EXERCISE DESCRIPTION: Output all of the records exactly as written.

DATASET EXCERPTS:

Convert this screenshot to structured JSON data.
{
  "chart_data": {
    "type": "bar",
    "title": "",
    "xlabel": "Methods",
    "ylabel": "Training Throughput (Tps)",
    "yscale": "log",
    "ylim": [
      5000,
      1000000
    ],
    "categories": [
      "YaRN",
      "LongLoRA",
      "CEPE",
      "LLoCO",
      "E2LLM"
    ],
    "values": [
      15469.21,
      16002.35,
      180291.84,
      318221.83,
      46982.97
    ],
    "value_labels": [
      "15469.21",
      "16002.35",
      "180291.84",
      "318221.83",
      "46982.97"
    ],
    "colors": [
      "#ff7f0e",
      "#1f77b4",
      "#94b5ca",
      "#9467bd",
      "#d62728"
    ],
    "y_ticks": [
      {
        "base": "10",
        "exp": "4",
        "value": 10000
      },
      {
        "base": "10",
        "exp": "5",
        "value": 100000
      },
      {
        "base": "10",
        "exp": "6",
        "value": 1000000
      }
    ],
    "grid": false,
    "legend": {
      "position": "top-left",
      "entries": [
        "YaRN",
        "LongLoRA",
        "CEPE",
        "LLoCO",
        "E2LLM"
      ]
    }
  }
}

SOLUTION TO THE PROBLEM:
Convert this screenshot to structured JSON data.
{
  "chart_data": {
    "type": "bar",
    "title": "",
    "xlabel": "Methods",
    "ylabel": "Training Throughput (Tps)",
    "yscale": "log",
    "ylim": [
      5000,
      1000000
    ],
    "categories": [
      "YaRN",
      "LongLoRA",
      "CEPE",
      "LLoCO",
      "E2LLM"
    ],
    "values": [
      15469.21,
      16002.35,
      180291.84,
      318221.83,
      46982.97
    ],
    "value_labels": [
      "15469.21",
      "16002.35",
      "180291.84",
      "318221.83",
      "46982.97"
    ],
    "colors": [
      "#ff7f0e",
      "#1f77b4",
      "#94b5ca",
      "#9467bd",
      "#d62728"
    ],
    "y_ticks": [
      {
        "base": "10",
        "exp": "4",
        "value": 10000
      },
      {
        "base": "10",
        "exp": "5",
        "value": 100000
      },
      {
        "base": "10",
        "exp": "6",
        "value": 1000000
      }
    ],
    "grid": false,
    "legend": {
      "position": "top-left",
      "entries": [
        "YaRN",
        "LongLoRA",
        "CEPE",
        "LLoCO",
        "E2LLM"
      ]
    }
  }
}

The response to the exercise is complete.